Exercise task: Gather every line of the entries that includes the word "text".

Data entries
● ● ● ●

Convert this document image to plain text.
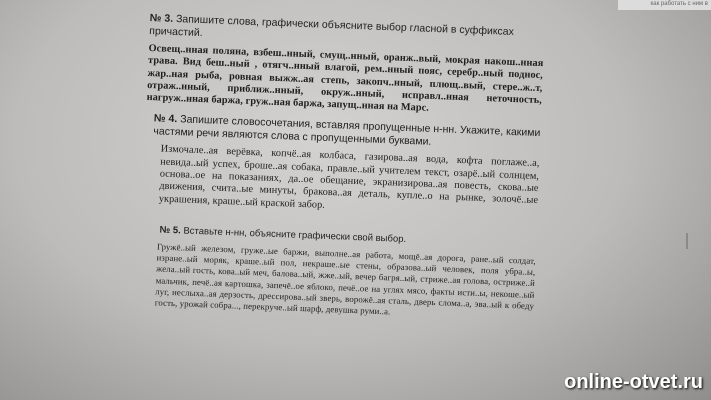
как работать с ним в

№ 3. Запишите слова, графически объясните выбор гласной в суффиксах причастий.

Освещ..нная поляна, взбеш..нный, смущ..нный, оранж..вый, мокрая накош..нная трава. Вид беш..ный , отягч..нный влагой, рем..нный пояс, серебр..ный поднос, жар..ная рыба, ровная выжж..ая степь, закопч..нный, плющ..вый, стере..ж..т, отраж..нный, приближ..нный, окруж..нный, исправл..нная неточность, нагруж..нная баржа, груж..ная баржа, запущ..нная на Марс.

№ 4. Запишите словосочетания, вставляя пропущенные н-нн. Укажите, какими частями речи являются слова с пропущенными буквами.

Измочале..ая верёвка, копчё..ая колбаса, газирова..ая вода, кофта поглаже..а, невида..ый успех, броше..ая собака, правле..ый учителем текст, озарё..ый солнцем, основа..ое на показаниях, да..ое обещание, экранизирова..ая повесть, скова..ые движения, счита..ые минуты, бракова..ая деталь, купле..о на рынке, золочё..ые украшения, краше..ый краской забор.

№ 5. Вставьте н-нн, объясните графически свой выбор.

Гружё..ый железом, груже..ые баржи, выполне..ая работа, мощё..ая дорога, ране..ый солдат, изране..ый моряк, краше..ый пол, некраше..ые стены, образова..ый человек, поля убра..ы, жела..ый гость, кова..ый меч, балова..ый, жже..ый, вечер багря..ый, стриже..ая голова, остриже..й мальчик, печё..ая картошка, запечё..ое яблоко, печё..ое на углях мясо, факты исти..ы, некоше..ый луг, неслыха..ая дерзость, дрессирова..ый зверь, ворожё..ая сталь, дверь слома..а, эва..ый к обеду гость, урожай собра..., перекруче..ый шарф, девушка руми..а.

online-otvet.ru
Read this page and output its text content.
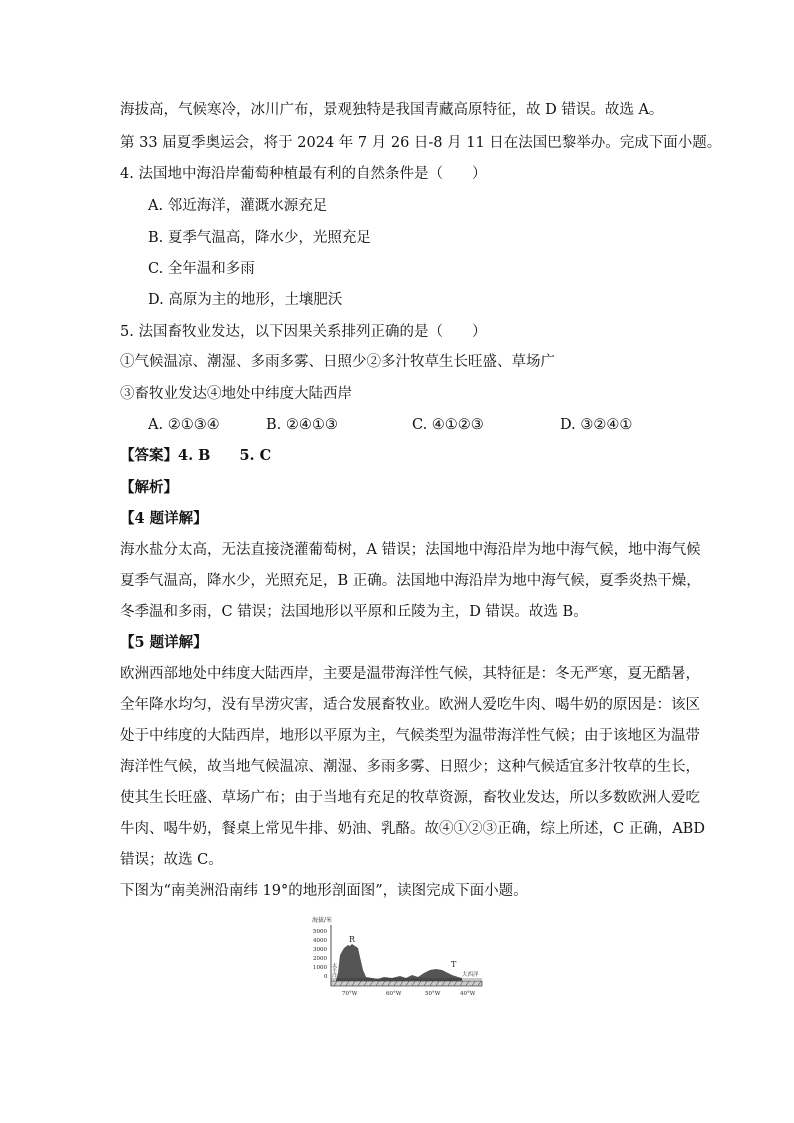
海拔高，气候寒冷，冰川广布，景观独特是我国青藏高原特征，故 D 错误。故选 A。
第 33 届夏季奥运会，将于 2024 年 7 月 26 日-8 月 11 日在法国巴黎举办。完成下面小题。
4. 法国地中海沿岸葡萄种植最有利的自然条件是（　　）
A. 邻近海洋，灌溉水源充足
B. 夏季气温高，降水少，光照充足
C. 全年温和多雨
D. 高原为主的地形，土壤肥沃
5. 法国畜牧业发达，以下因果关系排列正确的是（　　）
①气候温凉、潮湿、多雨多雾、日照少②多汁牧草生长旺盛、草场广
③畜牧业发达④地处中纬度大陆西岸
A. ②①③④	B. ②④①③	C. ④①②③	D. ③②④①
【答案】4. B　　5. C
【解析】
【4 题详解】
海水盐分太高，无法直接浇灌葡萄树，A 错误；法国地中海沿岸为地中海气候，地中海气候
夏季气温高，降水少，光照充足，B 正确。法国地中海沿岸为地中海气候，夏季炎热干燥，
冬季温和多雨，C 错误；法国地形以平原和丘陵为主，D 错误。故选 B。
【5 题详解】
欧洲西部地处中纬度大陆西岸，主要是温带海洋性气候，其特征是：冬无严寒，夏无酷暑，
全年降水均匀，没有旱涝灾害，适合发展畜牧业。欧洲人爱吃牛肉、喝牛奶的原因是：该区
处于中纬度的大陆西岸，地形以平原为主，气候类型为温带海洋性气候；由于该地区为温带
海洋性气候，故当地气候温凉、潮湿、多雨多雾、日照少；这种气候适宜多汁牧草的生长，
使其生长旺盛、草场广布；由于当地有充足的牧草资源，畜牧业发达，所以多数欧洲人爱吃
牛肉、喝牛奶，餐桌上常见牛排、奶油、乳酪。故④①②③正确，综上所述，C 正确，ABD
错误；故选 C。
下图为“南美洲沿南纬 19°的地形剖面图”，读图完成下面小题。
海拔/米
5000
4000
3000
2000
1000
0
R
T
太
平
洋	大西洋
70°W	60°W	50°W	40°W
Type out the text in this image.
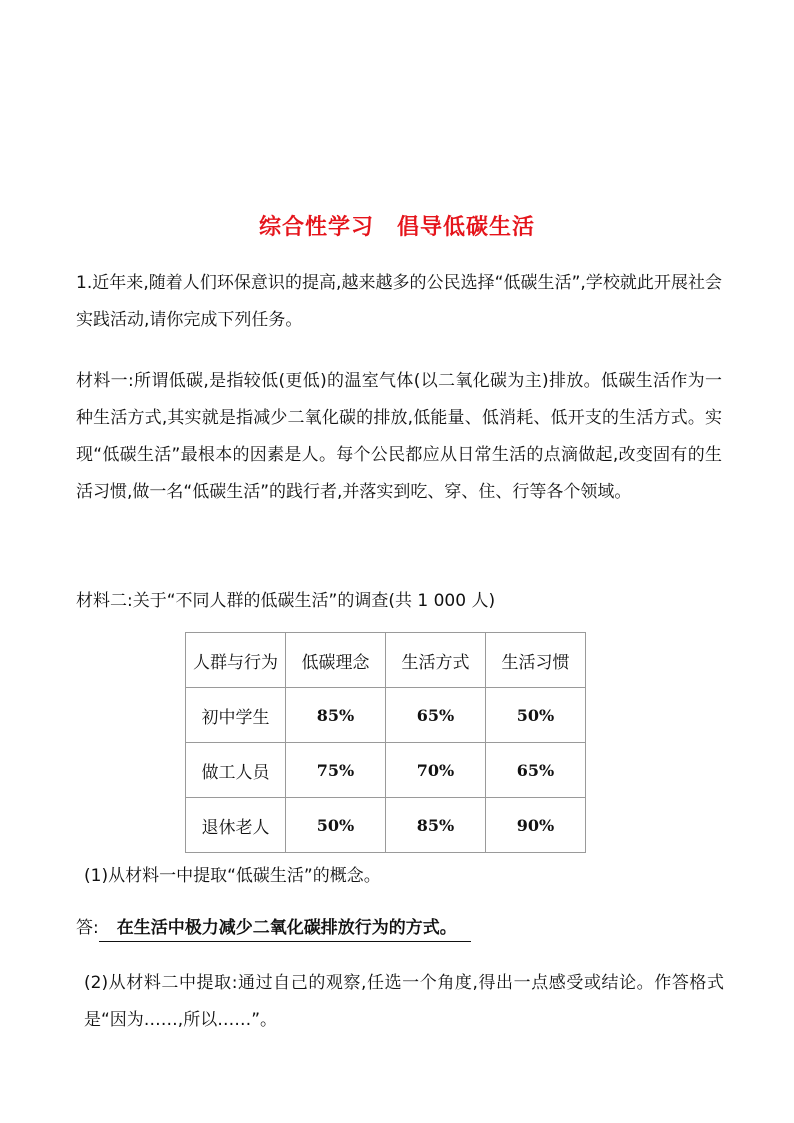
综合性学习　倡导低碳生活
1.近年来,随着人们环保意识的提高,越来越多的公民选择“低碳生活”,学校就此开展社会实践活动,请你完成下列任务。
材料一:所谓低碳,是指较低(更低)的温室气体(以二氧化碳为主)排放。低碳生活作为一种生活方式,其实就是指减少二氧化碳的排放,低能量、低消耗、低开支的生活方式。实现“低碳生活”最根本的因素是人。每个公民都应从日常生活的点滴做起,改变固有的生活习惯,做一名“低碳生活”的践行者,并落实到吃、穿、住、行等各个领域。
材料二:关于“不同人群的低碳生活”的调查(共 1 000 人)
人群与行为	低碳理念	生活方式	生活习惯
初中学生	85%	65%	50%
做工人员	75%	70%	65%
退休老人	50%	85%	90%
(1)从材料一中提取“低碳生活”的概念。
答: 在生活中极力减少二氧化碳排放行为的方式。
(2)从材料二中提取:通过自己的观察,任选一个角度,得出一点感受或结论。作答格式是“因为……,所以……”。
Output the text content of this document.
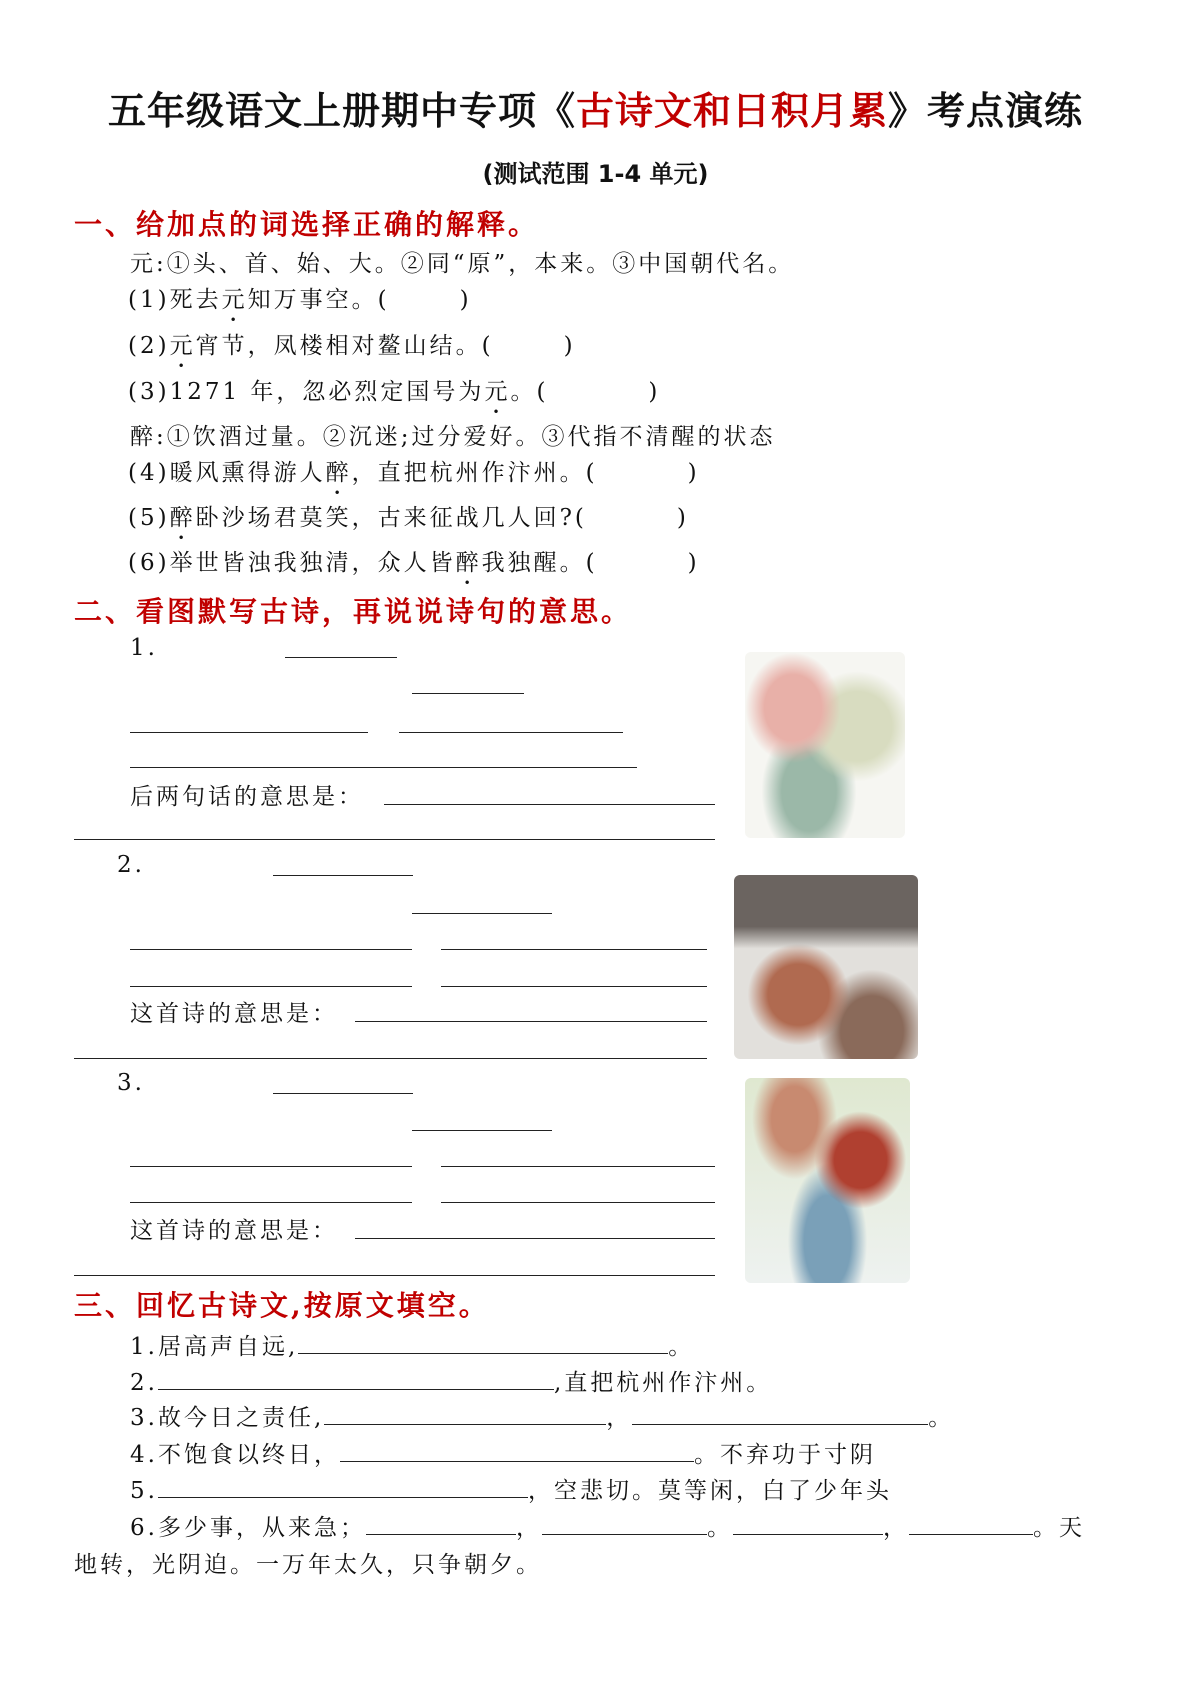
五年级语文上册期中专项《古诗文和日积月累》考点演练
(测试范围 1-4 单元)
一、给加点的词选择正确的解释。
元:①头、首、始、大。②同“原”，本来。③中国朝代名。
(1)死去元知万事空。(	)
(2)元宵节，凤楼相对鳌山结。(	)
(3)1271 年，忽必烈定国号为元。(	)
醉:①饮酒过量。②沉迷;过分爱好。③代指不清醒的状态
(4)暖风熏得游人醉，直把杭州作汴州。(	)
(5)醉卧沙场君莫笑，古来征战几人回?(	)
(6)举世皆浊我独清，众人皆醉我独醒。(	)
二、看图默写古诗，再说说诗句的意思。
1.
后两句话的意思是：
2.
这首诗的意思是：
3.
这首诗的意思是：
三、回忆古诗文,按原文填空。
1.居高声自远,	。
2.	,直把杭州作汴州。
3.故今日之责任,	，	。
4.不饱食以终日，	。不弃功于寸阴
5.	，空悲切。莫等闲，白了少年头
6.多少事，从来急；	，	。	，	。天
地转，光阴迫。一万年太久，只争朝夕。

● ● ● ●

Written response:
Convert this document image to plain text.
Read this page and output its text content.
Type out the text in this image.
Output the text content of this document.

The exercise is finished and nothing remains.